* EXERCISE DATA
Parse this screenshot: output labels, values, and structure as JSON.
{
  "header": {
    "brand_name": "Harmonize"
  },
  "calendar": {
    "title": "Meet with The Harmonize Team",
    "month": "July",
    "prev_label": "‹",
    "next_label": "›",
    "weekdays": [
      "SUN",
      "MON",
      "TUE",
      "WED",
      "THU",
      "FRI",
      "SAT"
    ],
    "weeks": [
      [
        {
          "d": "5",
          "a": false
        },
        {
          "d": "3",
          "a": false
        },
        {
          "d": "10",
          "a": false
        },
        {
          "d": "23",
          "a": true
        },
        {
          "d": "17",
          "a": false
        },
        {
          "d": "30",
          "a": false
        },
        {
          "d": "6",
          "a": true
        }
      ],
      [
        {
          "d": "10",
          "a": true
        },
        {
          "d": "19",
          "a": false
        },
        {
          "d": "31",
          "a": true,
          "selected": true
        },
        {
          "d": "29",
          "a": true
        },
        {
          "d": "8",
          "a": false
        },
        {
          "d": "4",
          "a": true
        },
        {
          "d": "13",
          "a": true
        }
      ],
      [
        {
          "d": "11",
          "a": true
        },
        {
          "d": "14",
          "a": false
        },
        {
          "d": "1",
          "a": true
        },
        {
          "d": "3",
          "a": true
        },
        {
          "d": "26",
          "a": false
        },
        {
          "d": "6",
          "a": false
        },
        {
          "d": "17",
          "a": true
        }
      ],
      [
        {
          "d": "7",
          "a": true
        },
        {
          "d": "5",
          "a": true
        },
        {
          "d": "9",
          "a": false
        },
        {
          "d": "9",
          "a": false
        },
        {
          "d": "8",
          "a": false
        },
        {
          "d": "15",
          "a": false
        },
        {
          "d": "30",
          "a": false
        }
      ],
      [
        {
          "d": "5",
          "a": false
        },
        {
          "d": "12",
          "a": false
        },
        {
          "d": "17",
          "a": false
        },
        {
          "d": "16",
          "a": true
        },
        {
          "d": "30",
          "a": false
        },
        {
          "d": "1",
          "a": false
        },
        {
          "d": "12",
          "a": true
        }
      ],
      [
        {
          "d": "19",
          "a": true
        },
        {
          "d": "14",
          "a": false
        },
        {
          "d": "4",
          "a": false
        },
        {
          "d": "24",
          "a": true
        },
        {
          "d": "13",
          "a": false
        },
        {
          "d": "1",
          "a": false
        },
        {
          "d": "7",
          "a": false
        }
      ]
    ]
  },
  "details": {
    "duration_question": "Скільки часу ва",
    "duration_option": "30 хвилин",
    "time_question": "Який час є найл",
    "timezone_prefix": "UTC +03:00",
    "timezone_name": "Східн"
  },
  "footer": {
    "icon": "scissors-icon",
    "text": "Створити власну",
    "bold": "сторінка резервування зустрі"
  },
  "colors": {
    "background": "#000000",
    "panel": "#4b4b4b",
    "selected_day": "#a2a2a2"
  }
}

* THE TASK
Every line of the records above needs to be given again exactly.

* RESULT OF THE TASK
Parse this screenshot: output labels, values, and structure as JSON.
{
  "header": {
    "brand_name": "Harmonize"
  },
  "calendar": {
    "title": "Meet with The Harmonize Team",
    "month": "July",
    "prev_label": "‹",
    "next_label": "›",
    "weekdays": [
      "SUN",
      "MON",
      "TUE",
      "WED",
      "THU",
      "FRI",
      "SAT"
    ],
    "weeks": [
      [
        {
          "d": "5",
          "a": false
        },
        {
          "d": "3",
          "a": false
        },
        {
          "d": "10",
          "a": false
        },
        {
          "d": "23",
          "a": true
        },
        {
          "d": "17",
          "a": false
        },
        {
          "d": "30",
          "a": false
        },
        {
          "d": "6",
          "a": true
        }
      ],
      [
        {
          "d": "10",
          "a": true
        },
        {
          "d": "19",
          "a": false
        },
        {
          "d": "31",
          "a": true,
          "selected": true
        },
        {
          "d": "29",
          "a": true
        },
        {
          "d": "8",
          "a": false
        },
        {
          "d": "4",
          "a": true
        },
        {
          "d": "13",
          "a": true
        }
      ],
      [
        {
          "d": "11",
          "a": true
        },
        {
          "d": "14",
          "a": false
        },
        {
          "d": "1",
          "a": true
        },
        {
          "d": "3",
          "a": true
        },
        {
          "d": "26",
          "a": false
        },
        {
          "d": "6",
          "a": false
        },
        {
          "d": "17",
          "a": true
        }
      ],
      [
        {
          "d": "7",
          "a": true
        },
        {
          "d": "5",
          "a": true
        },
        {
          "d": "9",
          "a": false
        },
        {
          "d": "9",
          "a": false
        },
        {
          "d": "8",
          "a": false
        },
        {
          "d": "15",
          "a": false
        },
        {
          "d": "30",
          "a": false
        }
      ],
      [
        {
          "d": "5",
          "a": false
        },
        {
          "d": "12",
          "a": false
        },
        {
          "d": "17",
          "a": false
        },
        {
          "d": "16",
          "a": true
        },
        {
          "d": "30",
          "a": false
        },
        {
          "d": "1",
          "a": false
        },
        {
          "d": "12",
          "a": true
        }
      ],
      [
        {
          "d": "19",
          "a": true
        },
        {
          "d": "14",
          "a": false
        },
        {
          "d": "4",
          "a": false
        },
        {
          "d": "24",
          "a": true
        },
        {
          "d": "13",
          "a": false
        },
        {
          "d": "1",
          "a": false
        },
        {
          "d": "7",
          "a": false
        }
      ]
    ]
  },
  "details": {
    "duration_question": "Скільки часу ва",
    "duration_option": "30 хвилин",
    "time_question": "Який час є найл",
    "timezone_prefix": "UTC +03:00",
    "timezone_name": "Східн"
  },
  "footer": {
    "icon": "scissors-icon",
    "text": "Створити власну",
    "bold": "сторінка резервування зустрі"
  },
  "colors": {
    "background": "#000000",
    "panel": "#4b4b4b",
    "selected_day": "#a2a2a2"
  }
}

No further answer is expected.